*JOB:* Copy all the data exactly, except the pictures.

════════════════════

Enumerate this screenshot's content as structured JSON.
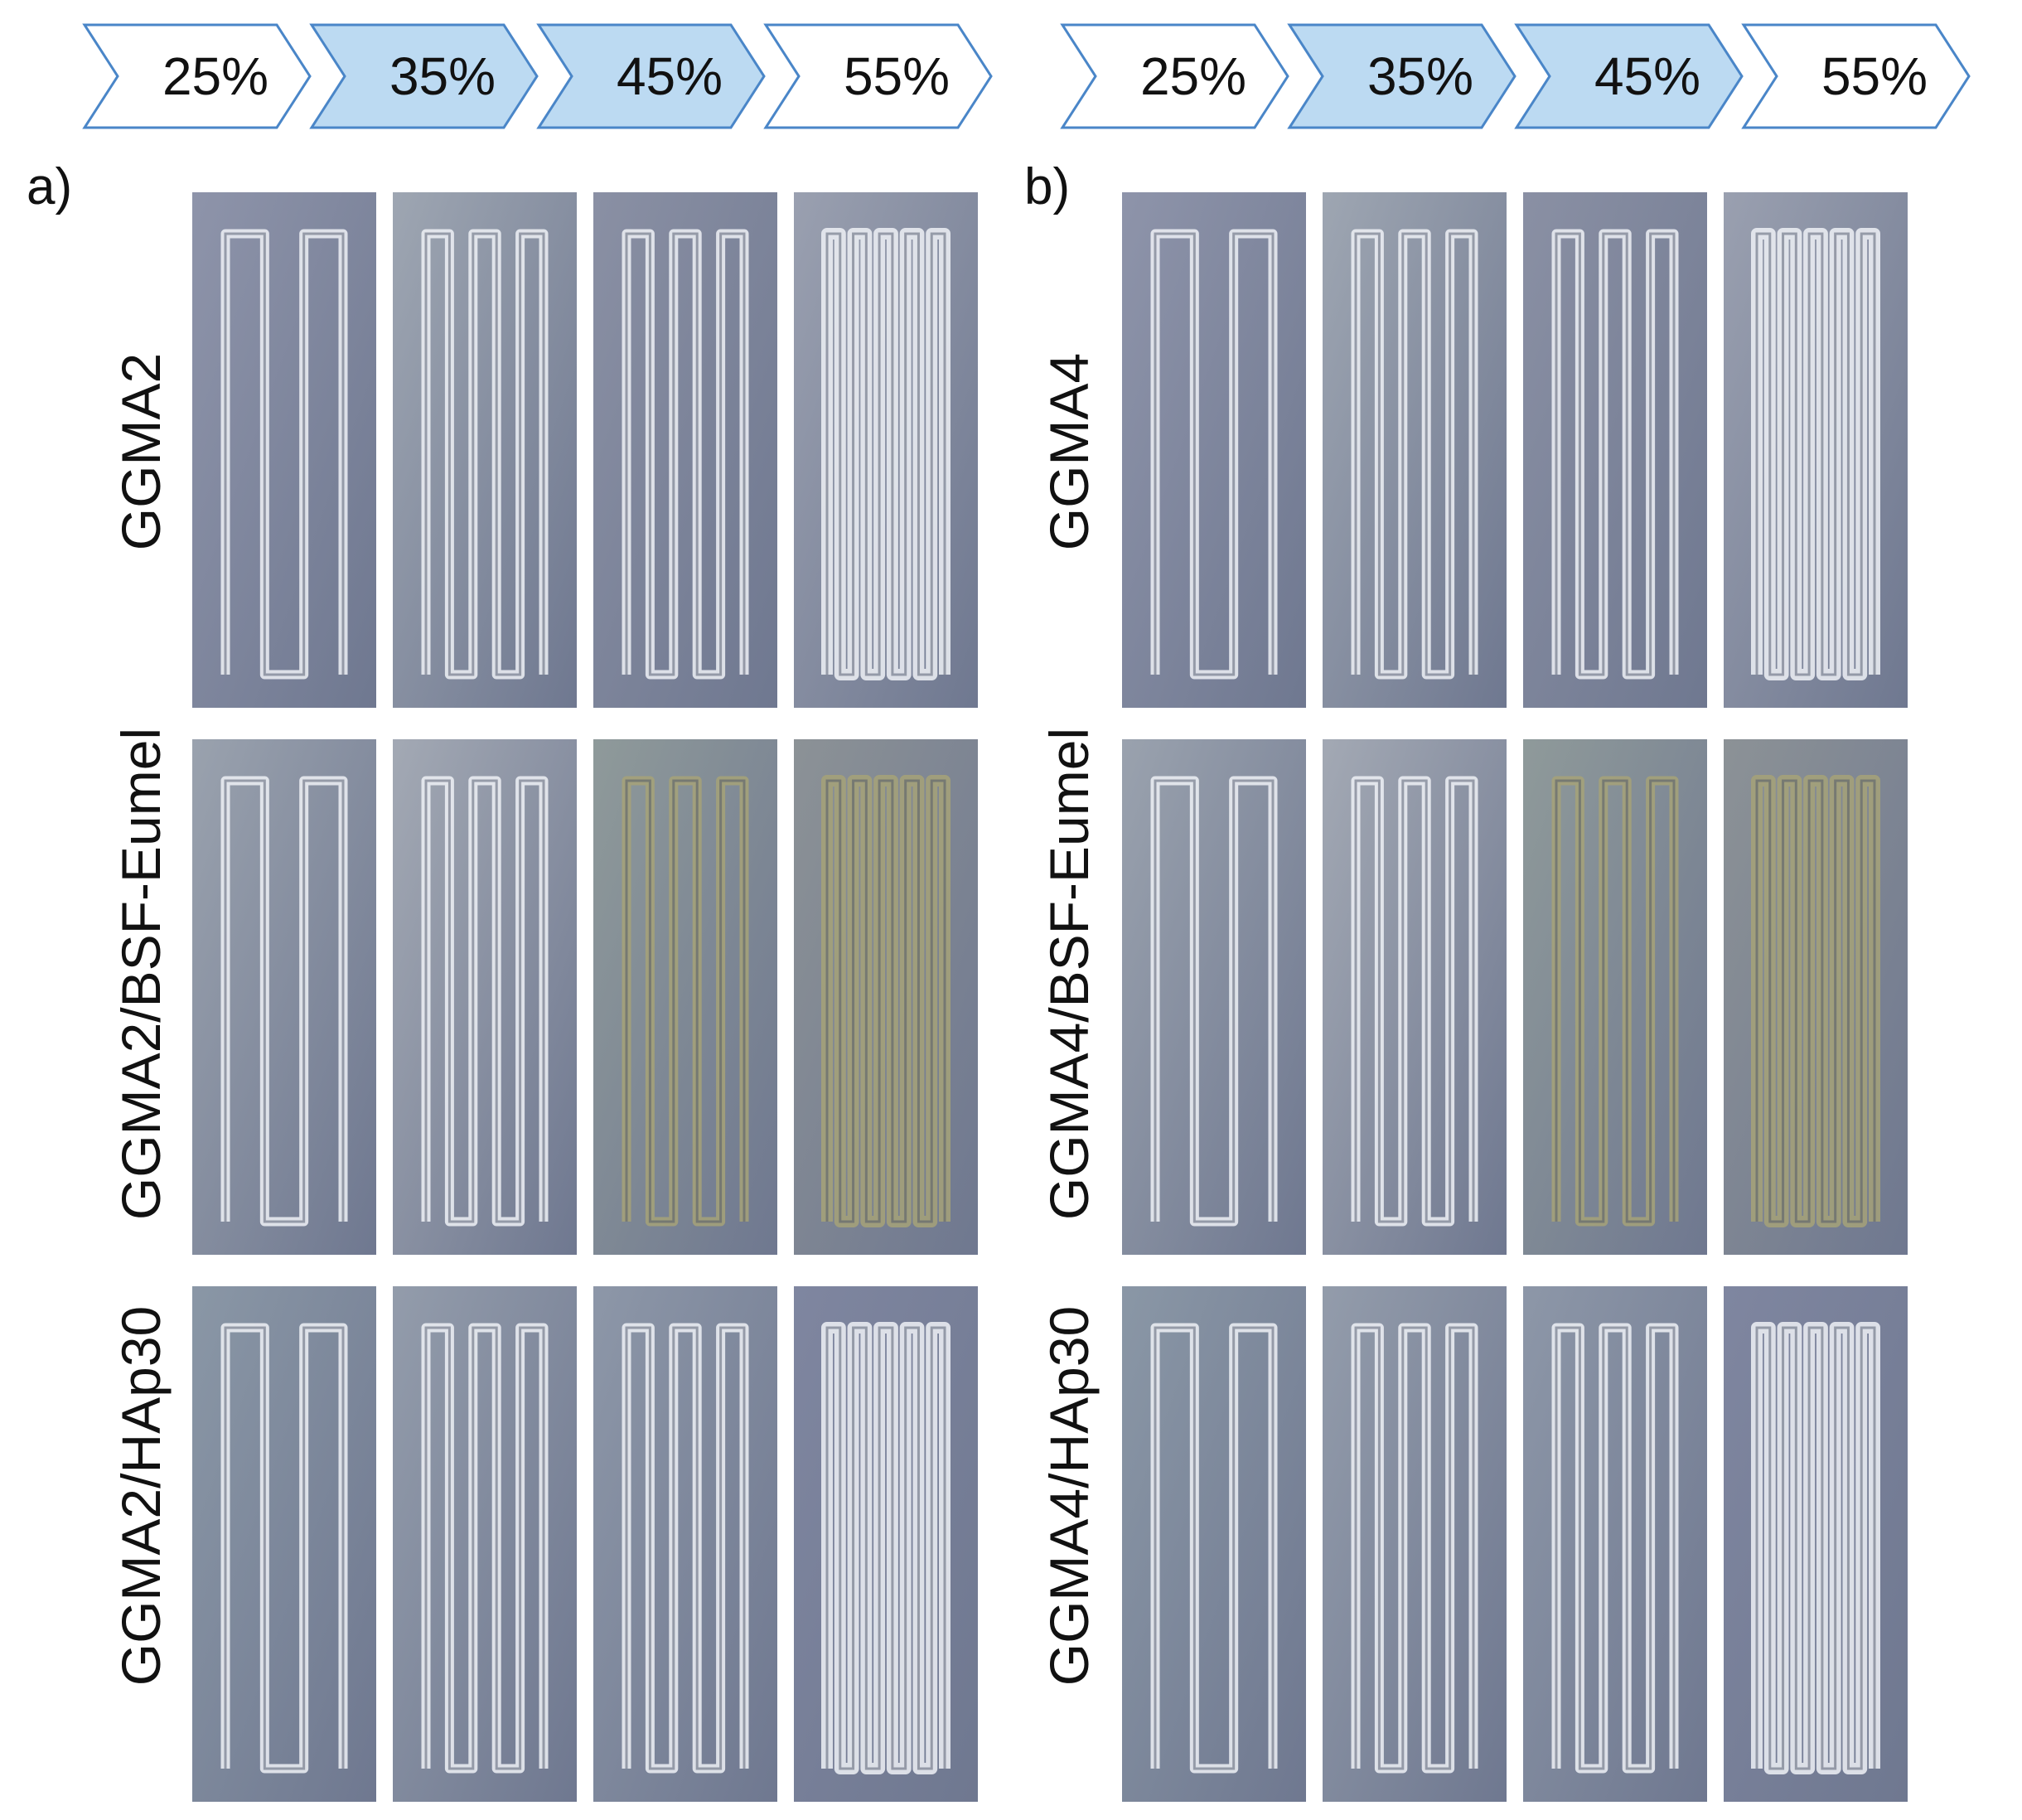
{
  "panels": [
    {
      "letter": "a)",
      "steps": [
        "25%",
        "35%",
        "45%",
        "55%"
      ],
      "rows": [
        "GGMA2",
        "GGMA2/BSF-Eumel",
        "GGMA2/HAp30"
      ]
    },
    {
      "letter": "b)",
      "steps": [
        "25%",
        "35%",
        "45%",
        "55%"
      ],
      "rows": [
        "GGMA4",
        "GGMA4/BSF-Eumel",
        "GGMA4/HAp30"
      ]
    }
  ],
  "colors": {
    "chevron_stroke": "#4a86c8",
    "chevron_fill_highlight": "#bcdaf2",
    "chevron_fill_plain": "#ffffff",
    "photo_background": "#8f96aa",
    "strand": "#eef1f6",
    "eumelanin_tint": "#a6a278"
  }
}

════════════════════

*THE RESPONSE:*
Enumerate this screenshot's content as structured JSON.
{
  "panels": [
    {
      "letter": "a)",
      "steps": [
        "25%",
        "35%",
        "45%",
        "55%"
      ],
      "rows": [
        "GGMA2",
        "GGMA2/BSF-Eumel",
        "GGMA2/HAp30"
      ]
    },
    {
      "letter": "b)",
      "steps": [
        "25%",
        "35%",
        "45%",
        "55%"
      ],
      "rows": [
        "GGMA4",
        "GGMA4/BSF-Eumel",
        "GGMA4/HAp30"
      ]
    }
  ],
  "colors": {
    "chevron_stroke": "#4a86c8",
    "chevron_fill_highlight": "#bcdaf2",
    "chevron_fill_plain": "#ffffff",
    "photo_background": "#8f96aa",
    "strand": "#eef1f6",
    "eumelanin_tint": "#a6a278"
  }
}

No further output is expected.